• [Provided passage]:
[Start of Attachment]

Fig. 7. Functional or phenotypic embedding of ASD risk genes.

a, Using a combination of archetypal analysis and canonical correlation analysis, putative autism risk genes were organized into k = 6 archetypes that represent distinct mechanistic (STRING) and phenotypic (HPO) categorizations (neurotransmission, chromatin modification, RNA processing, vesicle-mediated transport, MAPK signaling and migration, and cytoskeleton and mitosis). Genes implicated by our meta-analysis are indicated by their label, with novel genes in red. b, For each of the five novel genes, we identified the five nearest neighbors in the embedding space among the 62 meta-analysis genes. SCAF1, MARK2 and HNRNPUL2 were identified as ‘mixed’ rather than ‘archetypal’ in their probable risk mechanisms. c, To gain further insight into possible risk mechanisms, we calculated the embedding distance to the centroid of these three genes, which was then used as an index variable to perform gene set enrichment analysis. d, A STRING cluster (CL:6549) containing genes related to cell–cell junctions and the gap junction was identified as being highly localized in this region of the embedding space (P = 4.12 × 10⁻¹⁴ by the Kolmogorov–Smirnov test). This may suggest that these genes confer autism risk through dysregulation of processes related to cell adhesion and migration.

[End of Attachment]

• [Task directions]: For each statement, say yes or no to whether it agrees with the figure legend on autism risk genes, and quote the words of the legend that decide it: 1. The putative autism risk genes were organized into six archetypes. 2. For each novel gene, ten nearest neighbors were identified among the meta-analysis genes. 3. SCAF1 was identified as archetypal in its probable risk mechanism.

• [Dataset]:

[Start of Attachment]

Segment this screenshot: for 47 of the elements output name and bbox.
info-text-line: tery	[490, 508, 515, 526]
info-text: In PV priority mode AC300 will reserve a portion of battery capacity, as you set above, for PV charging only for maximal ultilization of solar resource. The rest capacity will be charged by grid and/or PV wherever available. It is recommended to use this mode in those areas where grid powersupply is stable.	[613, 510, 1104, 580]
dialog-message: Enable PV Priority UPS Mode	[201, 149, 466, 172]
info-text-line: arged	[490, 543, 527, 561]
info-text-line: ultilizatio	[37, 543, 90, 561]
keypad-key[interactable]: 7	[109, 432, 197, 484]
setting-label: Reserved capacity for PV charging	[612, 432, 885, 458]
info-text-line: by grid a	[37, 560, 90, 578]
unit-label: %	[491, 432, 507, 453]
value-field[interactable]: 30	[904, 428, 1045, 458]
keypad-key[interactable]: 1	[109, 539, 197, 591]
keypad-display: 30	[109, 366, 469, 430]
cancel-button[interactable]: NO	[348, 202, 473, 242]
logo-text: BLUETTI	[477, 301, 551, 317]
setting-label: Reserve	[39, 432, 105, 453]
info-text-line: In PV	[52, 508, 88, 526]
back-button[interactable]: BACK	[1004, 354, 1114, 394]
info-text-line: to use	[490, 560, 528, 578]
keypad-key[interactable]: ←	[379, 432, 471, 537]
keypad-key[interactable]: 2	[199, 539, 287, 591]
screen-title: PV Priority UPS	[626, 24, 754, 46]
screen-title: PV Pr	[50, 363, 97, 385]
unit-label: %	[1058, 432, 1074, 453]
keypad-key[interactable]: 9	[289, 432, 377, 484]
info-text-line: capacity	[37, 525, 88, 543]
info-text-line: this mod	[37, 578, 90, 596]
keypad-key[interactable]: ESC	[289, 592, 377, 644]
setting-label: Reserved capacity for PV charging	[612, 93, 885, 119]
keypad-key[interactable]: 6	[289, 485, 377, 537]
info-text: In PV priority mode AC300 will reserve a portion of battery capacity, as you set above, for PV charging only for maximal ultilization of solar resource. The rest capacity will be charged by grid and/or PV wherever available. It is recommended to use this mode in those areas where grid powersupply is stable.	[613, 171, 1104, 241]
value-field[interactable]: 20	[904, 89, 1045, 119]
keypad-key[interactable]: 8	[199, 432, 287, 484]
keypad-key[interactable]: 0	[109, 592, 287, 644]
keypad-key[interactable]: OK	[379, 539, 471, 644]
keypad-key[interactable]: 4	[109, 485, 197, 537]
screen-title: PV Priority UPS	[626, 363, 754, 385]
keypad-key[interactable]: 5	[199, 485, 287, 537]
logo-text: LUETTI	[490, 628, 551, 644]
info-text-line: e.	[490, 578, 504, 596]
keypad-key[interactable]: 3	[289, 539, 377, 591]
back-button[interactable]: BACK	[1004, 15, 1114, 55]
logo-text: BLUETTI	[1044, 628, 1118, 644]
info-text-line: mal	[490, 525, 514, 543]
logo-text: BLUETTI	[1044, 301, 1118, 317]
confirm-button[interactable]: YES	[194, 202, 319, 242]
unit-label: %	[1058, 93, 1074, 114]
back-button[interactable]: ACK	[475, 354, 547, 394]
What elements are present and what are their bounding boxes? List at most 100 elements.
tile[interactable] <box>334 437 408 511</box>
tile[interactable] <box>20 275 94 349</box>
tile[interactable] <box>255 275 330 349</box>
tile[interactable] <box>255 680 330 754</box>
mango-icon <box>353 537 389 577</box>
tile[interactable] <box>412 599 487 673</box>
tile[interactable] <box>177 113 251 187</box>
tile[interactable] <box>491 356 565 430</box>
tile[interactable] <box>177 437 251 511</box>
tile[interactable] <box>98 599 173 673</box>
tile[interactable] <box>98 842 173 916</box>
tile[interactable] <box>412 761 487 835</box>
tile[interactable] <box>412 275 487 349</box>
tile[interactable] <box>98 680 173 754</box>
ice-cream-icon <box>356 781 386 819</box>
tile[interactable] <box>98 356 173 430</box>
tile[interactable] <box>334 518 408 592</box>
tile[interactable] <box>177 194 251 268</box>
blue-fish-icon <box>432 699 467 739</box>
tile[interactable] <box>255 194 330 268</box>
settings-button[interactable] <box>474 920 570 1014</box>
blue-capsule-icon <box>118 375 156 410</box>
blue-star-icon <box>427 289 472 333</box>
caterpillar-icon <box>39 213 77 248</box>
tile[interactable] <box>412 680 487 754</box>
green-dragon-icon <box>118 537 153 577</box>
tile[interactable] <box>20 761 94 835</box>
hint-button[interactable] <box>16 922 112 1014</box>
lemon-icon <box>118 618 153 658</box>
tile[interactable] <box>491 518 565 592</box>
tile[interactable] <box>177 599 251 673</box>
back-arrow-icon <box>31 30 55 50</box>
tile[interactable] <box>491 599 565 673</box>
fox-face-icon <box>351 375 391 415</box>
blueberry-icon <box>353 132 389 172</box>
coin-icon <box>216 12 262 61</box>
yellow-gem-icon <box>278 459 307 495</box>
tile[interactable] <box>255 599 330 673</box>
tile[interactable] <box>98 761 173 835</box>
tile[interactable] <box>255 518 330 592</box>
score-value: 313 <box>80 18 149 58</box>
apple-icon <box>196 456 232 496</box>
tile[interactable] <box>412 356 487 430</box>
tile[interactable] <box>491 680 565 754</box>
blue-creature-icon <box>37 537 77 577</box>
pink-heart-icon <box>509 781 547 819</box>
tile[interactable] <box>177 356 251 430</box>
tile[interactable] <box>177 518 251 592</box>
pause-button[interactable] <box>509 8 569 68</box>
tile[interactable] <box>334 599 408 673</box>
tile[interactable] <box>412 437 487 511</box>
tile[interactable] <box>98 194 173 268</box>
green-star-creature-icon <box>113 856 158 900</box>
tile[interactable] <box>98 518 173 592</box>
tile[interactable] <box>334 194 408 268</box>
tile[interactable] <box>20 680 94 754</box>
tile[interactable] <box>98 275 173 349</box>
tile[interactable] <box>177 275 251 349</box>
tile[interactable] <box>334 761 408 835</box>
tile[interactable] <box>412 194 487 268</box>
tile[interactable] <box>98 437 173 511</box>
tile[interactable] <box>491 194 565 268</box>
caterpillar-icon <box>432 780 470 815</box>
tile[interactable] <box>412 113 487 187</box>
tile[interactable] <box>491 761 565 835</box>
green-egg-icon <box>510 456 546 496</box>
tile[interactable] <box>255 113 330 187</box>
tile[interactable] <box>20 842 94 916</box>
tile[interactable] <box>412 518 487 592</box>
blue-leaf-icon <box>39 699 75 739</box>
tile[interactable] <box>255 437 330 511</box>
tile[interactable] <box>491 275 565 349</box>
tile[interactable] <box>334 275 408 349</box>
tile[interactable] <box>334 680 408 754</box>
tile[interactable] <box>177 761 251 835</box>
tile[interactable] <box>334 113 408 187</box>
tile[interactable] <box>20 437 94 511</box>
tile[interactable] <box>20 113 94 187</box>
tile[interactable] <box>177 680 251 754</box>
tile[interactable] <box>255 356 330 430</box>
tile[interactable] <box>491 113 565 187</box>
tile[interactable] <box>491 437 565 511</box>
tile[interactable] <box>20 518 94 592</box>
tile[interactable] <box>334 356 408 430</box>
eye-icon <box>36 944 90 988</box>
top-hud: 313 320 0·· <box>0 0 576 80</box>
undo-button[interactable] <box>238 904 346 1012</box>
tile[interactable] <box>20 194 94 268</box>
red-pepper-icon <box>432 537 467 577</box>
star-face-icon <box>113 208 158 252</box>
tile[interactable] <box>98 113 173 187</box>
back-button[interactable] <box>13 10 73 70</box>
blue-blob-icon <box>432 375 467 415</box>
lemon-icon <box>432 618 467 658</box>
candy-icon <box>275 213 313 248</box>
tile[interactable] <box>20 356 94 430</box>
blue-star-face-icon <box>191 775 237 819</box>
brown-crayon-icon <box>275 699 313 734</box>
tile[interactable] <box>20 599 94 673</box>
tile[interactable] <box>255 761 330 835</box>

[End of Attachment]

• [Solution]:
1. Yes: "putative autism risk genes were organized into k = 6 archetypes"
2. No: "we identified the five nearest neighbors in the embedding space among the 62 meta-analysis genes"
3. No: "SCAF1, MARK2 and HNRNPUL2 were identified as ‘mixed’ rather than ‘archetypal’ in their probable risk mechanisms"